• [COMPITO ASSEGNATO A]: Restituisci senza modifiche il tratto del testo sulle periferie della Capitale che comincia con le parole contenenti "Il maggiore problema" e termina con "lasciata ai privati.".
• [COMPITO ASSEGNATO B]: Riscrivi come elenco puntato il paragrafo del testo sulle periferie della Capitale che inizia con «Il maggiore problema della Capitale», conservandone i fatti principali.

── TESTO DI PARTENZA ──

Il maggiore problema della Capitale sono le estese periferie prive di qualità urbana e mal servite dal trasporto pubblico; da lì discende l’idea del piano approvato nel 2003 della creazione di 18 nuove centralità nei settori del vastissimo territorio comunale urbanizzati senza un disegno urbanistico. Lì si concentreranno, attraverso il meccanismo della compensazione perequativa, i diritti edificatori ereditati dalle previsioni non realizzate dal PGR del 1962, equivalenti ad un indennizzo per la parziale riconferma delle precedenti previsioni edificatorie. Si costruisce meno di quanto avrebbe consentito il vecchio piano, si salva quello che resta dell’Agro Romano e si concentrano i nuovi volumi nei settori urbani cresciuti senza servizi e, questi ultimi, saranno realizzati proprio in virtù della cessione gratuita di aree a fronte della possibilità di edificare lasciata ai privati.

───
── ESTRATTI DEI DATI ──

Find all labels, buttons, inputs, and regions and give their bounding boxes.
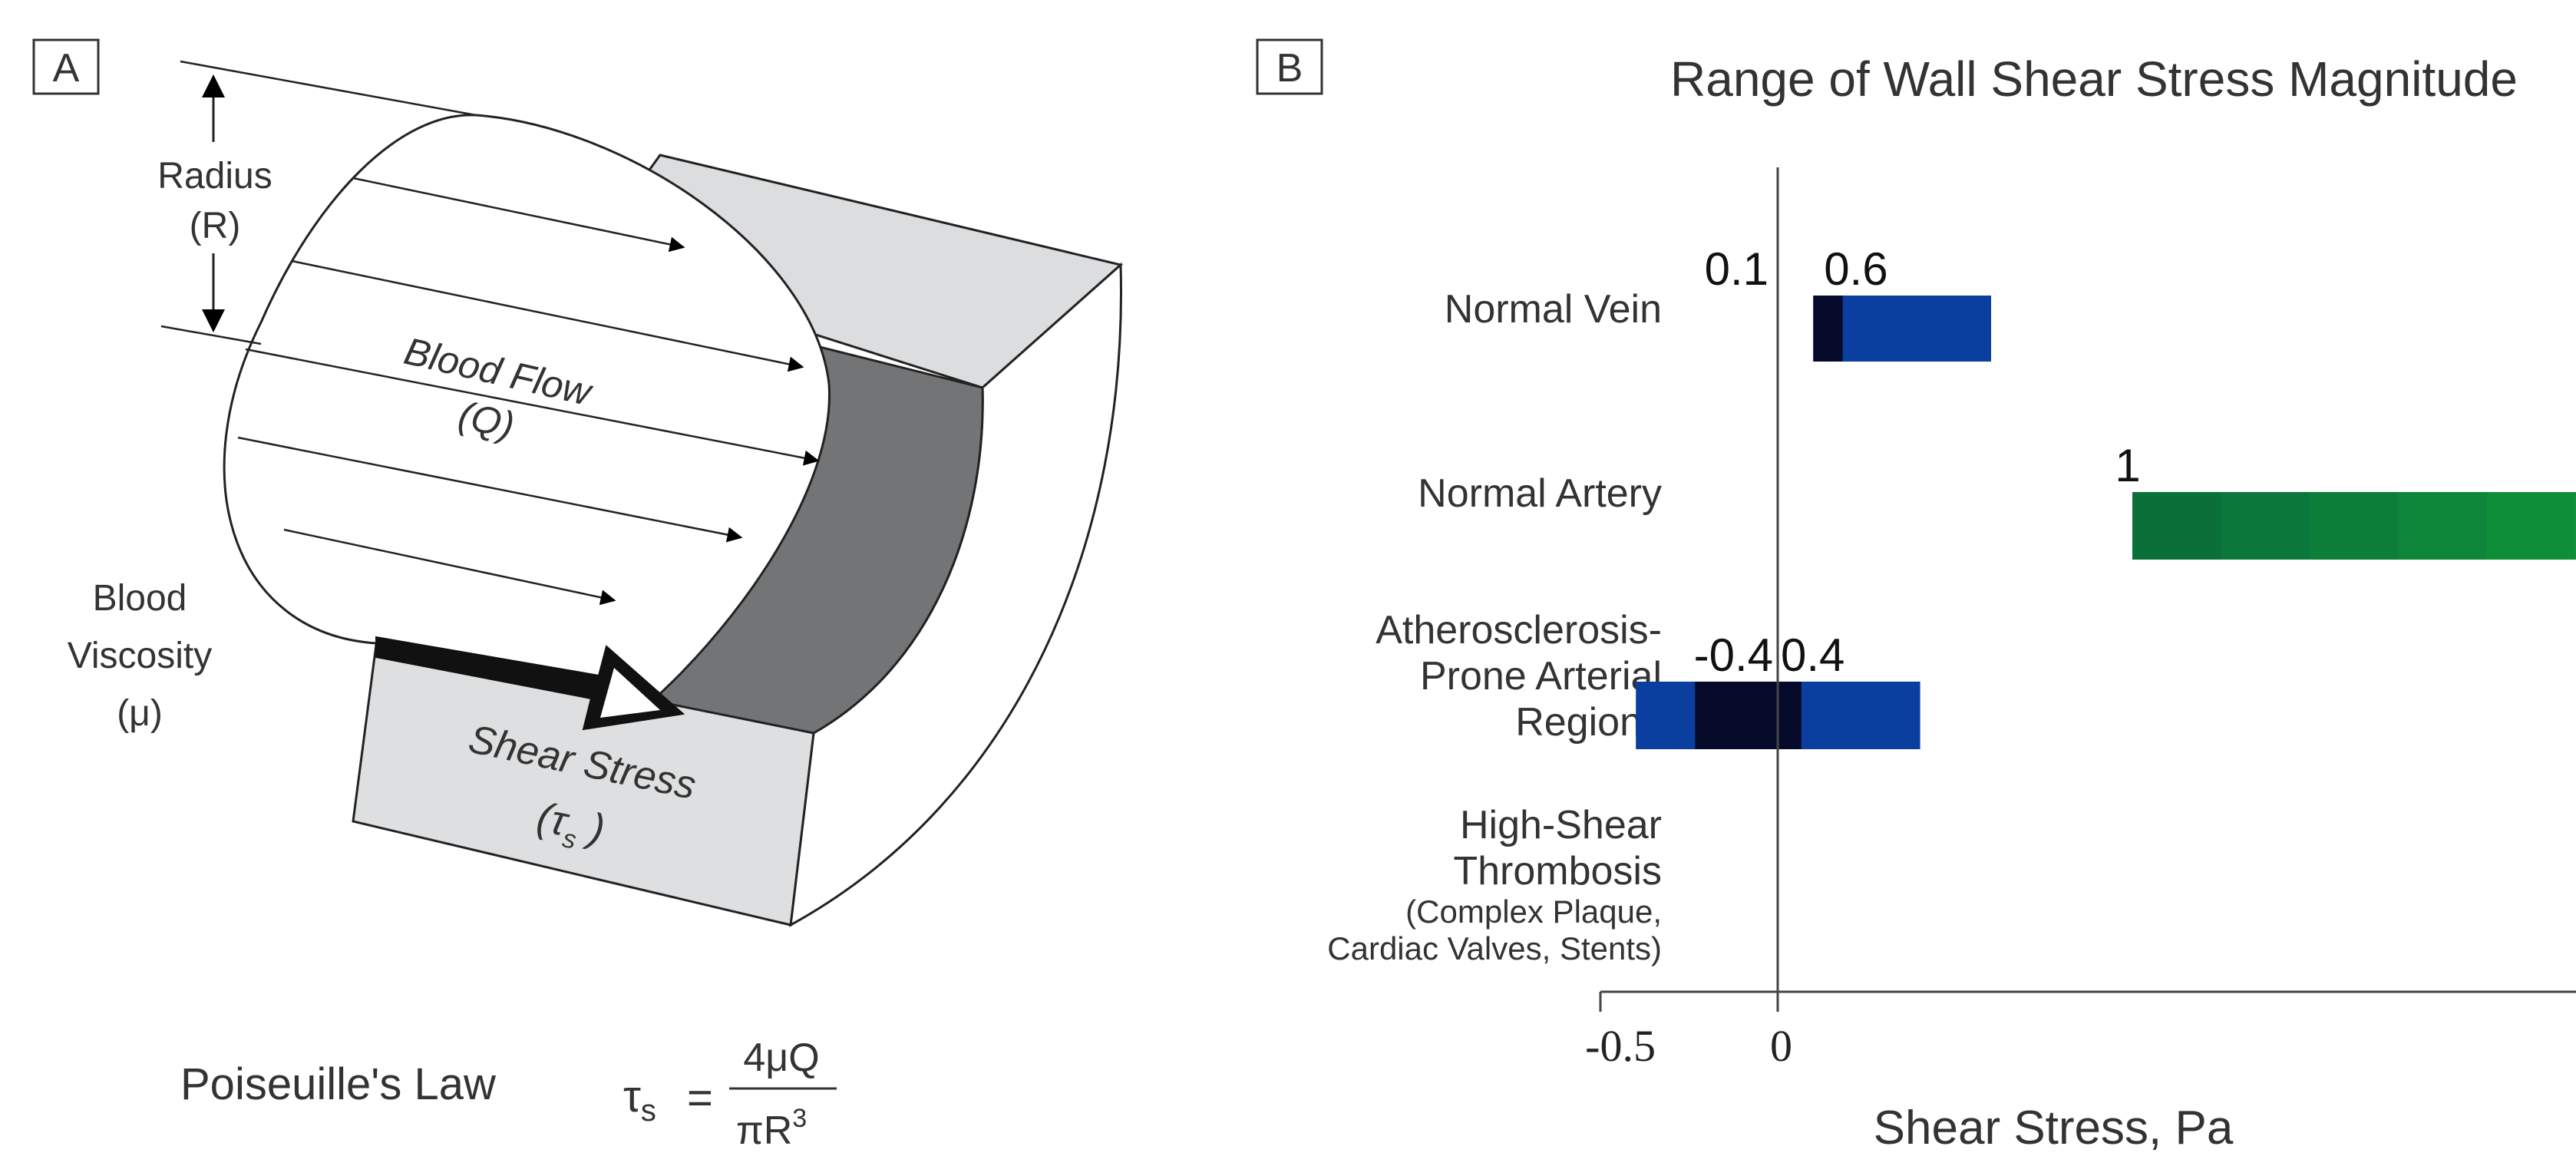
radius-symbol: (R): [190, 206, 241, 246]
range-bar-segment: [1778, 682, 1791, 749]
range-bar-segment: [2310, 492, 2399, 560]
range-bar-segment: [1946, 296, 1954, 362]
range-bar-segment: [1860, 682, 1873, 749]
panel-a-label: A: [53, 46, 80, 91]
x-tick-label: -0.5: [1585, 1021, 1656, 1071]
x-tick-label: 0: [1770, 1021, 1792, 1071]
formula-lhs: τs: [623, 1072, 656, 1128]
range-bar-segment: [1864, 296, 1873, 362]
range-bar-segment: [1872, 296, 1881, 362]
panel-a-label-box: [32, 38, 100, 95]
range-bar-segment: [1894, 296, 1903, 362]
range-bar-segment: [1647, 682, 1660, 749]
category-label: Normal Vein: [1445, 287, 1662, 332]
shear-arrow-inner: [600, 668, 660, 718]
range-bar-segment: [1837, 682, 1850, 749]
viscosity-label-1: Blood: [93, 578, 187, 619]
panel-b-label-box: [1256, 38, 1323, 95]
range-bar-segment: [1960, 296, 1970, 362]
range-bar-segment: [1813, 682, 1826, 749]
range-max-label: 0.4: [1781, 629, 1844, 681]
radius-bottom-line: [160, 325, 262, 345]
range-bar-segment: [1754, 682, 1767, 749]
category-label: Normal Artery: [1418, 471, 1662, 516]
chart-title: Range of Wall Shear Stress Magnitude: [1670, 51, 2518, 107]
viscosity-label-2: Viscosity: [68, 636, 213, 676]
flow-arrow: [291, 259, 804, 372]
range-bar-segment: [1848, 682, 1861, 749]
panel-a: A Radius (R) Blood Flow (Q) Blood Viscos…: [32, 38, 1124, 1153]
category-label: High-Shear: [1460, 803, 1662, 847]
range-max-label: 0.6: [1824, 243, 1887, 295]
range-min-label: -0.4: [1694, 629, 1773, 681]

───

• [RISPOSTA CORRETTA A]:
Il maggiore problema della Capitale sono le estese periferie prive di qualità urbana e mal servite dal trasporto pubblico; da lì discende l’idea del piano approvato nel 2003 della creazione di 18 nuove centralità nei settori del vastissimo territorio comunale urbanizzati senza un disegno urbanistico. Lì si concentreranno, attraverso il meccanismo della compensazione perequativa, i diritti edificatori ereditati dalle previsioni non realizzate dal PGR del 1962, equivalenti ad un indennizzo per la parziale riconferma delle precedenti previsioni edificatorie. Si costruisce meno di quanto avrebbe consentito il vecchio piano, si salva quello che resta dell’Agro Romano e si concentrano i nuovi volumi nei settori urbani cresciuti senza servizi e, questi ultimi, saranno realizzati proprio in virtù della cessione gratuita di aree a fronte della possibilità di edificare lasciata ai privati.

• [RISPOSTA CORRETTA B]:
- Il problema principale della Capitale sono le vaste periferie prive di qualità urbana e mal servite dal trasporto pubblico.
- Per questo il piano approvato nel 2003 prevede 18 nuove centralità nei settori del territorio comunale urbanizzati senza un disegno urbanistico.
- In queste centralità si concentreranno, tramite la compensazione perequativa, i diritti edificatori ereditati dalle previsioni non realizzate del piano del 1962.
- Si costruisce meno di quanto avrebbe consentito il vecchio piano e si salva ciò che resta dell'Agro Romano.
- I nuovi volumi vanno nei settori cresciuti senza servizi. Questi servizi saranno realizzati grazie alla cessione gratuita di aree da parte dei privati, in cambio della possibilità di edificare.